In afwijking van 3°, kunnen de aanstellingen van één jaar of meer in de volgende gevallen wel door de OCMW-raad worden uitgesloten van visumverplichting indien:

1° een tewerkstelling met toepassing van artikel 60§7, van de organieke wet van 8 juli 1976 betreffende de openbare centra voor maatschappelijk welzijn;

2° een tewerkstelling ter uitvoering van andere werkgelegenheidsmaatregelen van hogere overheden dan deze vermeld in 1°, voor maximum vier jaar, in het kader van de opdracht van het OCMW, vermeld in hoofdstuk 4, afdeling 1, van de organieke wet van 8 juli 1976 betreffende de openbare centra voor maatschappelijk welzijn, of in het kader van de opdracht van het OCMW, vermeld in artikel 8, 9 of 13, van de wet van 26 mei 2002 betreffende het recht op maatschappelijke integratie.
━━━━━━━━━━
» Wat wordt gevraagd: Neem de tekst over de uitsluiting van visumverplichting bij OCMW-aanstellingen volledig en ongewijzigd over. Voor deze opdracht zijn de items niet nodig.

» Een reeks items:
━━━━━━━━━━
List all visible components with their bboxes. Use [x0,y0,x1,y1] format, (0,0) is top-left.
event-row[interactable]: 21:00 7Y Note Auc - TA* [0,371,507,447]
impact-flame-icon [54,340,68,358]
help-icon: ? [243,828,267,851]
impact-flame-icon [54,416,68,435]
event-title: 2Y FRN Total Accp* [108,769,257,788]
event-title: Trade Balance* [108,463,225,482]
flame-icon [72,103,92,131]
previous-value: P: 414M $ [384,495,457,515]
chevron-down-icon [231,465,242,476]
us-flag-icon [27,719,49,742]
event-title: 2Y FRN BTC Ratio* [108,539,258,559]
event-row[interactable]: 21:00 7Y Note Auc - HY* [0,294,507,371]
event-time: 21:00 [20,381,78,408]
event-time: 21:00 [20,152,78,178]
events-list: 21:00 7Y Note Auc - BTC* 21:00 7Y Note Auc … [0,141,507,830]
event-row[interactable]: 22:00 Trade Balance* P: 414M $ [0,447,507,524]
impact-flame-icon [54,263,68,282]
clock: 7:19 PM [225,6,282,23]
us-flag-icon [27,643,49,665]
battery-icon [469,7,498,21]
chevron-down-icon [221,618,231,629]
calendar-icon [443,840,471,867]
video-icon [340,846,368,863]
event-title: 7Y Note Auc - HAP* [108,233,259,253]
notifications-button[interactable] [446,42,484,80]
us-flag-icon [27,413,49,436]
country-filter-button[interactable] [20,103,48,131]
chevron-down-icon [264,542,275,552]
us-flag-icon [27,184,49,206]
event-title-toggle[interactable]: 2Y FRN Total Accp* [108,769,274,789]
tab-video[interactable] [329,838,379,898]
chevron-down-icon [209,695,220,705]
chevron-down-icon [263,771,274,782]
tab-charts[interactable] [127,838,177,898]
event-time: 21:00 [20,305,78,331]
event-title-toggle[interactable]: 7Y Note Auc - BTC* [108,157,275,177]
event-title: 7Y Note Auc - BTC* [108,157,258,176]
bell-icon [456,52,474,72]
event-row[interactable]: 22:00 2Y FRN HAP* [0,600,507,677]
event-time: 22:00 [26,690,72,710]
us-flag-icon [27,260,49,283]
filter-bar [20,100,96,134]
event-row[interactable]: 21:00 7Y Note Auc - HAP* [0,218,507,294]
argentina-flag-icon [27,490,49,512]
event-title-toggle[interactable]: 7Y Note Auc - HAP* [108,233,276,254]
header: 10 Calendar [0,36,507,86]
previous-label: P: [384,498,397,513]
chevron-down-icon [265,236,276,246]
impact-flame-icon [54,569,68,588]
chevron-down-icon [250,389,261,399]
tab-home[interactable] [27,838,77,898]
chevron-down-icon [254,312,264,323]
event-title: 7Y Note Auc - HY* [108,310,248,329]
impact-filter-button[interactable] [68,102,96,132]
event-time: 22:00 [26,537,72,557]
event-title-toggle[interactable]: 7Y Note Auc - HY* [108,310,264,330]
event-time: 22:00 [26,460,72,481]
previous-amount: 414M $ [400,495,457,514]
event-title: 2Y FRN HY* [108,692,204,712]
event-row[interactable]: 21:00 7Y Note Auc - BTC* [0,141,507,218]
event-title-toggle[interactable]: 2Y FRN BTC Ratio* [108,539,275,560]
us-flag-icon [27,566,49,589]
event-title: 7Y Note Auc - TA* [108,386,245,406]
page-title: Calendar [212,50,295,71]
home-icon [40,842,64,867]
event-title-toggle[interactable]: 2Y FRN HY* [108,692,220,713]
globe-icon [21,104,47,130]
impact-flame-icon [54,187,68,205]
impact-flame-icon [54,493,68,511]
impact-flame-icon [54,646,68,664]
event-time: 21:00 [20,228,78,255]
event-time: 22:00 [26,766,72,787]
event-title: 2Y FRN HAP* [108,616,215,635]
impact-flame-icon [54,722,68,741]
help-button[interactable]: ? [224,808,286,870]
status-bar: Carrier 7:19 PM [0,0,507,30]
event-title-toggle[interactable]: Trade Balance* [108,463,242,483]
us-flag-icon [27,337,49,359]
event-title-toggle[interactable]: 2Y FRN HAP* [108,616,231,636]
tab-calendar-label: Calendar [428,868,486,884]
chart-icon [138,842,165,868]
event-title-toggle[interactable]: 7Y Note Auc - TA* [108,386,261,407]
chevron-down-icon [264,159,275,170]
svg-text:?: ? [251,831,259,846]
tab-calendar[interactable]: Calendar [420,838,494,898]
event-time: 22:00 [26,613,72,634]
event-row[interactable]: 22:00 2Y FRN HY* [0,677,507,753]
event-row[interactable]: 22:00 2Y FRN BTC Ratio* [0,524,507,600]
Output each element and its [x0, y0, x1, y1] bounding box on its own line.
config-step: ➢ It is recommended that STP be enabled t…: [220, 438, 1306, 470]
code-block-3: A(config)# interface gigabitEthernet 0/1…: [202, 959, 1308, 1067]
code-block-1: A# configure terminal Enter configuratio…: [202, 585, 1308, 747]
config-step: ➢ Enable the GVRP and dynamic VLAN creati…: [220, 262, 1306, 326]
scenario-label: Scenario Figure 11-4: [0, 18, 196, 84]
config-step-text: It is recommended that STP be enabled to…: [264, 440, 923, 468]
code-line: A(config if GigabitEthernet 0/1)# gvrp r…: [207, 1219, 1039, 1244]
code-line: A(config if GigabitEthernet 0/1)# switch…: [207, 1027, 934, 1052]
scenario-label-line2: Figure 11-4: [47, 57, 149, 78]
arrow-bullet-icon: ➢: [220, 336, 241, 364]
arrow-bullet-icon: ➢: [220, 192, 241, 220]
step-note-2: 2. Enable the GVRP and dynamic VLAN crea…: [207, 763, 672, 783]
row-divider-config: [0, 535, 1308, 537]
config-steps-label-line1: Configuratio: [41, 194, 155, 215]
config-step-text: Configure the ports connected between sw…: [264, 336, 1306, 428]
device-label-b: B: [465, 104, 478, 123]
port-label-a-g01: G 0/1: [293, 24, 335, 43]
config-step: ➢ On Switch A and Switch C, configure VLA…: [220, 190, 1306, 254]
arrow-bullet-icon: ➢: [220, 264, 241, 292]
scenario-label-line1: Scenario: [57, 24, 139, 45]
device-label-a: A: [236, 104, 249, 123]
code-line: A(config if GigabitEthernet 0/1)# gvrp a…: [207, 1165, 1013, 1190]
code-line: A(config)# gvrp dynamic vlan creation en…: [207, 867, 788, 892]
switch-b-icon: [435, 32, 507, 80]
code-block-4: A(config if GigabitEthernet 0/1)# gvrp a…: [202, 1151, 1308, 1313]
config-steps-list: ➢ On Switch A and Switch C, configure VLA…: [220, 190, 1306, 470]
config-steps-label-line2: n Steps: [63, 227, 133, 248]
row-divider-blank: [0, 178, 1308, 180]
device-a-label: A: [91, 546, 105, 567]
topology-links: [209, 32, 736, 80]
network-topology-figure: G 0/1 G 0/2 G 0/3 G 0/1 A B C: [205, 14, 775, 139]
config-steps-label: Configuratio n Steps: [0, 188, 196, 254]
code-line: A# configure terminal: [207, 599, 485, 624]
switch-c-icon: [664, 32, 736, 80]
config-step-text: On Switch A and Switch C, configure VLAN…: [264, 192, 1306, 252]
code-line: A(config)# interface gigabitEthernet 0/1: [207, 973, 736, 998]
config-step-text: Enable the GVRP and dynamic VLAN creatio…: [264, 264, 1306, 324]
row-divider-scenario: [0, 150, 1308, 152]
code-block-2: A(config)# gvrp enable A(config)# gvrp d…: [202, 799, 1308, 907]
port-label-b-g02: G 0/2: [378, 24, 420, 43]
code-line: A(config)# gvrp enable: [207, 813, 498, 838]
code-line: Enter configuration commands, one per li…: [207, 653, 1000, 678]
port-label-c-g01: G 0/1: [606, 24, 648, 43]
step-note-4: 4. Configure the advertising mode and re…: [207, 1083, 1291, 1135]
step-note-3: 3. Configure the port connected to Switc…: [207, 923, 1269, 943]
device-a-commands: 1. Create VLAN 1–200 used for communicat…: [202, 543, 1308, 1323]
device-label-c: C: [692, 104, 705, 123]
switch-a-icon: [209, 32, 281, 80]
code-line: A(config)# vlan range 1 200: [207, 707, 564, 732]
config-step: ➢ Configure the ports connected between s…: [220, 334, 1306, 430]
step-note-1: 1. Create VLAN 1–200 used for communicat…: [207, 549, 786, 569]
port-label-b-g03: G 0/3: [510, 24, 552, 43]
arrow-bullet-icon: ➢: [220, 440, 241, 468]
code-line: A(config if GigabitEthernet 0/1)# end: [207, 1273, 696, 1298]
━━━━━━━━━━
» Resultaat oefening:
In afwijking van 3°, kunnen de aanstellingen van één jaar of meer in de volgende gevallen wel door de OCMW-raad worden uitgesloten van visumverplichting indien:

1° een tewerkstelling met toepassing van artikel 60§7, van de organieke wet van 8 juli 1976 betreffende de openbare centra voor maatschappelijk welzijn;

2° een tewerkstelling ter uitvoering van andere werkgelegenheidsmaatregelen van hogere overheden dan deze vermeld in 1°, voor maximum vier jaar, in het kader van de opdracht van het OCMW, vermeld in hoofdstuk 4, afdeling 1, van de organieke wet van 8 juli 1976 betreffende de openbare centra voor maatschappelijk welzijn, of in het kader van de opdracht van het OCMW, vermeld in artikel 8, 9 of 13, van de wet van 26 mei 2002 betreffende het recht op maatschappelijke integratie.